Your instructions
Lines that contain the string "JSON" are to be copied; leave out all others.

Data items
▶

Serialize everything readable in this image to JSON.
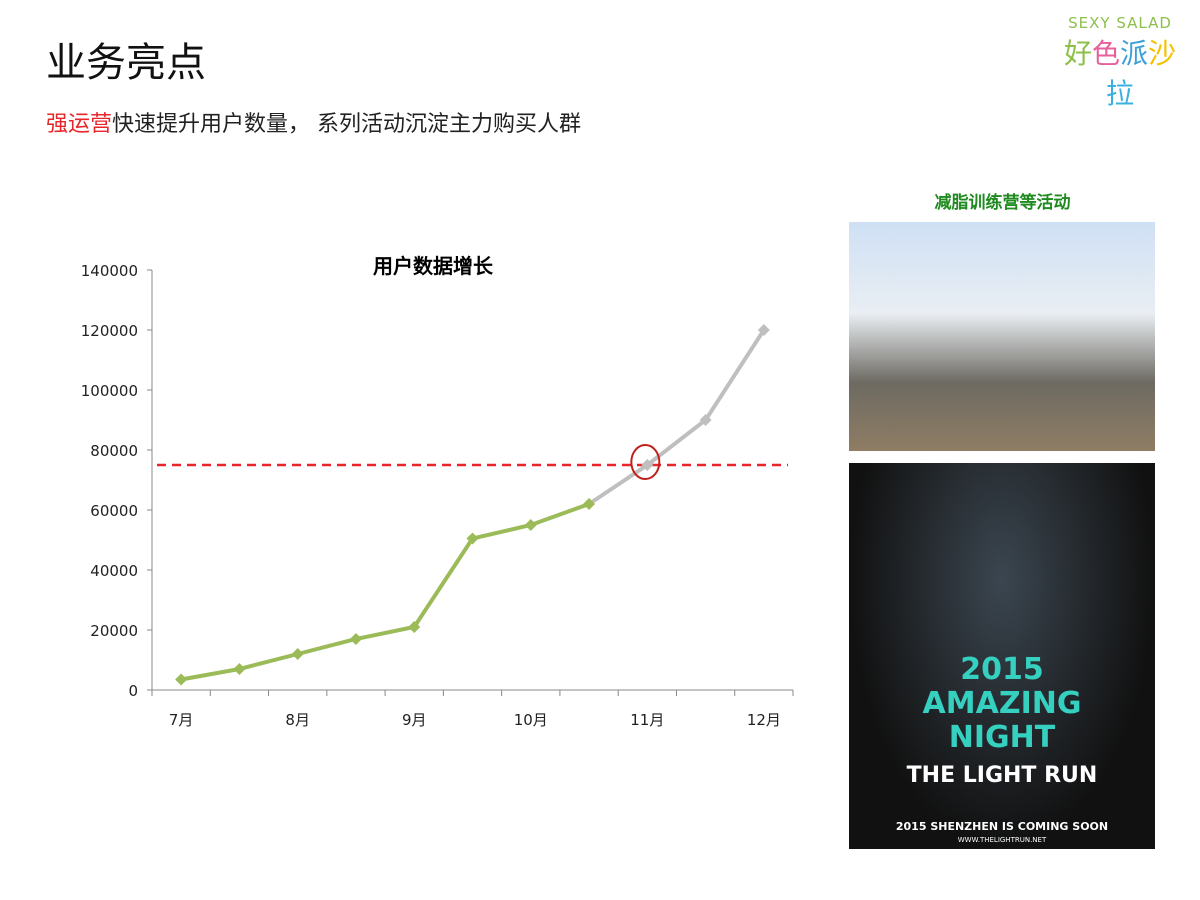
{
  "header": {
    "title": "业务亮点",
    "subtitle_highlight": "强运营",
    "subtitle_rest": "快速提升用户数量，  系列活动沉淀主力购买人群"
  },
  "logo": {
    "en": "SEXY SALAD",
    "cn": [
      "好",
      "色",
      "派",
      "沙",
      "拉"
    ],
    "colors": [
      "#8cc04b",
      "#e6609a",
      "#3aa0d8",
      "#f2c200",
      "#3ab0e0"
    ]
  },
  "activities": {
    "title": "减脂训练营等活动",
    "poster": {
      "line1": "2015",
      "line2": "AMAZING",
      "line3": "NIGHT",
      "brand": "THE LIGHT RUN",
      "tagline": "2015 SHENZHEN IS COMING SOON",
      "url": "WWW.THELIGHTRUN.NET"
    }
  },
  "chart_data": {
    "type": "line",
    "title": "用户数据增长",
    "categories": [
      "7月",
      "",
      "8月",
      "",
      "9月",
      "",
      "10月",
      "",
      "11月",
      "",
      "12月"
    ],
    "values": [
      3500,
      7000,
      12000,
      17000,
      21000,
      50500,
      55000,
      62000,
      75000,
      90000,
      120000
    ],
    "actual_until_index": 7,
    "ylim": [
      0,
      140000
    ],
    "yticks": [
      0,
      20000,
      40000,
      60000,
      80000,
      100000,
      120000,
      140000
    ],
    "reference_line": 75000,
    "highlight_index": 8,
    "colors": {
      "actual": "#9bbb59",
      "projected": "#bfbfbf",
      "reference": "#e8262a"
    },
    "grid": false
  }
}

◀
▶

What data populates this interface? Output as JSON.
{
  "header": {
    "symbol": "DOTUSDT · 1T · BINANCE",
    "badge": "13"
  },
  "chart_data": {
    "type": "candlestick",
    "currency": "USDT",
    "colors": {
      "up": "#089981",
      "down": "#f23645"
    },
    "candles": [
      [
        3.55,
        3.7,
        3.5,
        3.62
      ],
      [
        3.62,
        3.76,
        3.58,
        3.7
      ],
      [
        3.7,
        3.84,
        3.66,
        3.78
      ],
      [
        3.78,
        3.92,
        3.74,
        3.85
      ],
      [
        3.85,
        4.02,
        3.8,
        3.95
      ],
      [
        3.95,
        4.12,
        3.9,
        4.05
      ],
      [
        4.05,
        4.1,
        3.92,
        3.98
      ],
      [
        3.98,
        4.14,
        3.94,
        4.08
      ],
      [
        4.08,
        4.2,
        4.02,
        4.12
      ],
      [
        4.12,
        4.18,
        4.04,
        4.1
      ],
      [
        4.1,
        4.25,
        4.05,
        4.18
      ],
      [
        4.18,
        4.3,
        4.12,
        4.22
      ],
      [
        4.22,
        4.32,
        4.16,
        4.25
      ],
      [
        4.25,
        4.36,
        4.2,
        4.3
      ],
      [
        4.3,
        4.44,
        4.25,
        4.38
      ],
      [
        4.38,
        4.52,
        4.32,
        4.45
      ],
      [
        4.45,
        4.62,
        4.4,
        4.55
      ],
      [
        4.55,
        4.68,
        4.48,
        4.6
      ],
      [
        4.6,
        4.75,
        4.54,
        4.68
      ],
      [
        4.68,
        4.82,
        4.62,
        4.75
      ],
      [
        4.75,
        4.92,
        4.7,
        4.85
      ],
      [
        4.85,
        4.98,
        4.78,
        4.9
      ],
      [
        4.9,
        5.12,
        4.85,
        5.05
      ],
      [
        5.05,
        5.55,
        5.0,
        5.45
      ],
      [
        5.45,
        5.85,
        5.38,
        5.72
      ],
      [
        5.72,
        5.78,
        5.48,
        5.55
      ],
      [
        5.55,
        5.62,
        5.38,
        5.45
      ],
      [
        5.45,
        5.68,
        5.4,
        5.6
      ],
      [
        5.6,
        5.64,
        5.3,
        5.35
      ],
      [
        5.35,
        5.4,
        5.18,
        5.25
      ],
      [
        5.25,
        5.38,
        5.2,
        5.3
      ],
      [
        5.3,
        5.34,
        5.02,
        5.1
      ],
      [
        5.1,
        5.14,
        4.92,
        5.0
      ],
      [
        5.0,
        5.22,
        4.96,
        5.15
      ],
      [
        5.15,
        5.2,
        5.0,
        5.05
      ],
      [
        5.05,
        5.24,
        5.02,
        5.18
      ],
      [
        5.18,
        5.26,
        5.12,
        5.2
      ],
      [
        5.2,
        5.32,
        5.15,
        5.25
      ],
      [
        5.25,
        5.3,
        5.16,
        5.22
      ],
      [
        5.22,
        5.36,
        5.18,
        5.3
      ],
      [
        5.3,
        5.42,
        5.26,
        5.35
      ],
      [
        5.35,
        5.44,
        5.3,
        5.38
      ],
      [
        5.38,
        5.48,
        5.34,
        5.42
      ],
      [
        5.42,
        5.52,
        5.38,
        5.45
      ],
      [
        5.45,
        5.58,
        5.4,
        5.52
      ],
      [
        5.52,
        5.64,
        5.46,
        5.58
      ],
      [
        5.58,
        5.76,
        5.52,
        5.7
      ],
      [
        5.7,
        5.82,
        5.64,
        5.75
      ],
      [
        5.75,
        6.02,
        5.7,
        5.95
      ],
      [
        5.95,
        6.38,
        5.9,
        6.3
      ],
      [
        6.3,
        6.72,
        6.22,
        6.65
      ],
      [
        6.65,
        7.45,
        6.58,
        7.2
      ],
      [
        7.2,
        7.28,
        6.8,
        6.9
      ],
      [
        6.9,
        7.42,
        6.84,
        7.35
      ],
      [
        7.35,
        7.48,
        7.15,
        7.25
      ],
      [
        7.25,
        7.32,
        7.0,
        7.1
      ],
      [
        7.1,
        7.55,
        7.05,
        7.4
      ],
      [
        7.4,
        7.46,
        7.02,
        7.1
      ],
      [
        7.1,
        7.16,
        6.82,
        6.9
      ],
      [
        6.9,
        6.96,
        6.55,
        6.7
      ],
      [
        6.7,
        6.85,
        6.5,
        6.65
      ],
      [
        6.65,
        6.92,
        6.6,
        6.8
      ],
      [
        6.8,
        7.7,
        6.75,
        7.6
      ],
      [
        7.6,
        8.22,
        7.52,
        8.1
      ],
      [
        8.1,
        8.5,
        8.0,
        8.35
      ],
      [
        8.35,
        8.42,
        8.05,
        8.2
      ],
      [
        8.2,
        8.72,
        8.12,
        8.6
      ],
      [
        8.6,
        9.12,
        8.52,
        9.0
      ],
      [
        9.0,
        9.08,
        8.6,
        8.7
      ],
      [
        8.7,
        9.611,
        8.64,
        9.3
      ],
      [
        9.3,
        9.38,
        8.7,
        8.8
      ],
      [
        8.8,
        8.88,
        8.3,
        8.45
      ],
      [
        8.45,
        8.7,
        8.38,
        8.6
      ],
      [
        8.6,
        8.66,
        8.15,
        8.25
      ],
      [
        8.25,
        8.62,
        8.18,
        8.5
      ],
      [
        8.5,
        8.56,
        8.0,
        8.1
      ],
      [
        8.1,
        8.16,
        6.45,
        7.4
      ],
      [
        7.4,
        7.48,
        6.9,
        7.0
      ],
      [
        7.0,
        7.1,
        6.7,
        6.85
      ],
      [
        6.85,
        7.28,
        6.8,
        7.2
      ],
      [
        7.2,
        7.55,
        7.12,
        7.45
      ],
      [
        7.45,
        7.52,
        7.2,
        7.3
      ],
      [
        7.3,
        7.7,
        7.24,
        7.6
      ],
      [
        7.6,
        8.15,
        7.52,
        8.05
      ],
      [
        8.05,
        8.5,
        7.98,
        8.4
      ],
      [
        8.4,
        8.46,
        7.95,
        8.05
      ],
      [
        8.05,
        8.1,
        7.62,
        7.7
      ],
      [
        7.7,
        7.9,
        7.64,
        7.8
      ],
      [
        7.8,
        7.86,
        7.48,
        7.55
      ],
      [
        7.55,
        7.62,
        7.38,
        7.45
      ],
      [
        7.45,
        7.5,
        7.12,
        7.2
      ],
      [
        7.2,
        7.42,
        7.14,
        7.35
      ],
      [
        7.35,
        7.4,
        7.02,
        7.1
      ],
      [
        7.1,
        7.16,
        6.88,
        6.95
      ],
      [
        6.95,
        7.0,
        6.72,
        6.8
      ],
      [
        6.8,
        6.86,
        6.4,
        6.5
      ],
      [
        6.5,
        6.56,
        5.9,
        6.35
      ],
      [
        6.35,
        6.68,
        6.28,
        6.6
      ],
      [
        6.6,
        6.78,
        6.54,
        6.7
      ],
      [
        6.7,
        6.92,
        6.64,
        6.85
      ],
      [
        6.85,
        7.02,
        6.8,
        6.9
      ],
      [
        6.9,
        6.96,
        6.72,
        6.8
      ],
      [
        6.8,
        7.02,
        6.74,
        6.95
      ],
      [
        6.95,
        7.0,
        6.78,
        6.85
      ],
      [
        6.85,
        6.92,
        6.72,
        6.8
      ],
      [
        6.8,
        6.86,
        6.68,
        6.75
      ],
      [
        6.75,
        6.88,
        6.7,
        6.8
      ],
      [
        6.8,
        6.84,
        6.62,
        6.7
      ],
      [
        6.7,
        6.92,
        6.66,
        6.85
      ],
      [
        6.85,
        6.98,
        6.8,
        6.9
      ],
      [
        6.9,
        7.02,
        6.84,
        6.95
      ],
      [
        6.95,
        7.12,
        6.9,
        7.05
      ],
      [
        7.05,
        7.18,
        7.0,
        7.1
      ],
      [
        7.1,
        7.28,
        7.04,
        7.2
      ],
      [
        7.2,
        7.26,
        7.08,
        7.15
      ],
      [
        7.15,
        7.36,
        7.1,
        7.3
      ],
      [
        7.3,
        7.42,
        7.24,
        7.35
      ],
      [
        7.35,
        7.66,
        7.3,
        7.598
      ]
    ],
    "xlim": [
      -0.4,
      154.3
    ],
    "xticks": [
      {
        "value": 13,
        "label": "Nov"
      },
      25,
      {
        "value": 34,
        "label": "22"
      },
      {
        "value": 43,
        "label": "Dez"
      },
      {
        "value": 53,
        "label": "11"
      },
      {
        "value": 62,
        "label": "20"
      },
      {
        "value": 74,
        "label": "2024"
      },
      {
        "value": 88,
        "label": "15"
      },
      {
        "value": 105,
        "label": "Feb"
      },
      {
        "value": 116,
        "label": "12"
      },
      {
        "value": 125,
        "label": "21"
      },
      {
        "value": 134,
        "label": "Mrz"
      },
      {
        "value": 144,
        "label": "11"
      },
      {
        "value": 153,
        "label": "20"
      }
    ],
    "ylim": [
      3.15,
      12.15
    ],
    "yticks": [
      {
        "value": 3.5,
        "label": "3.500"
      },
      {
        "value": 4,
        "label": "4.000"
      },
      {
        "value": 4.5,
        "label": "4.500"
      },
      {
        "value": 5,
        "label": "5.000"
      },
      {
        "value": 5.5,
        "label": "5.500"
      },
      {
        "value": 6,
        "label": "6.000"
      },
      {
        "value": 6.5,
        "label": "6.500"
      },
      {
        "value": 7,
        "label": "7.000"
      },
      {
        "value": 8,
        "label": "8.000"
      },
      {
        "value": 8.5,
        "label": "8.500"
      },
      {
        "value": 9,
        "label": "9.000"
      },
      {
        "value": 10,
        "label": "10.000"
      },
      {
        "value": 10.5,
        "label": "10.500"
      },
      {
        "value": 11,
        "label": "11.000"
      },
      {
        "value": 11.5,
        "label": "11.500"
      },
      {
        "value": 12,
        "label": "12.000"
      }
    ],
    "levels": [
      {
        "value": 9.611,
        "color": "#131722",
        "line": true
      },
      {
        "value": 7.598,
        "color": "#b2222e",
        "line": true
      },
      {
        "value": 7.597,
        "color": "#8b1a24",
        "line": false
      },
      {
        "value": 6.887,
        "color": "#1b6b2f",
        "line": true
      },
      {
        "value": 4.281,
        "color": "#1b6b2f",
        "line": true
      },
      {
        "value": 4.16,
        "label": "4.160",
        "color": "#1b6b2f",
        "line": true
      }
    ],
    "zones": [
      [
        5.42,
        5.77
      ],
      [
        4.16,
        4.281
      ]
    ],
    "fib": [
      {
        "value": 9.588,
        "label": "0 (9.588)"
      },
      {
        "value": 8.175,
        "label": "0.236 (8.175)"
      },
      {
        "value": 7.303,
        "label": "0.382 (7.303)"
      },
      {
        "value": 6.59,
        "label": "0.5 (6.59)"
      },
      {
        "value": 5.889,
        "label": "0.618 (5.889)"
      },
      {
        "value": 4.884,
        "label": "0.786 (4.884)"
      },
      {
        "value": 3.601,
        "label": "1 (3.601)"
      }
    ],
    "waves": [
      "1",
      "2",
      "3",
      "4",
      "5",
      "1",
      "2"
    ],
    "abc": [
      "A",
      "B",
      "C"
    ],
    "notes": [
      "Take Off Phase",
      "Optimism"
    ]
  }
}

◀

Expected output
Serialize everything readable in this image to JSON.
What data populates this interface? Output as JSON.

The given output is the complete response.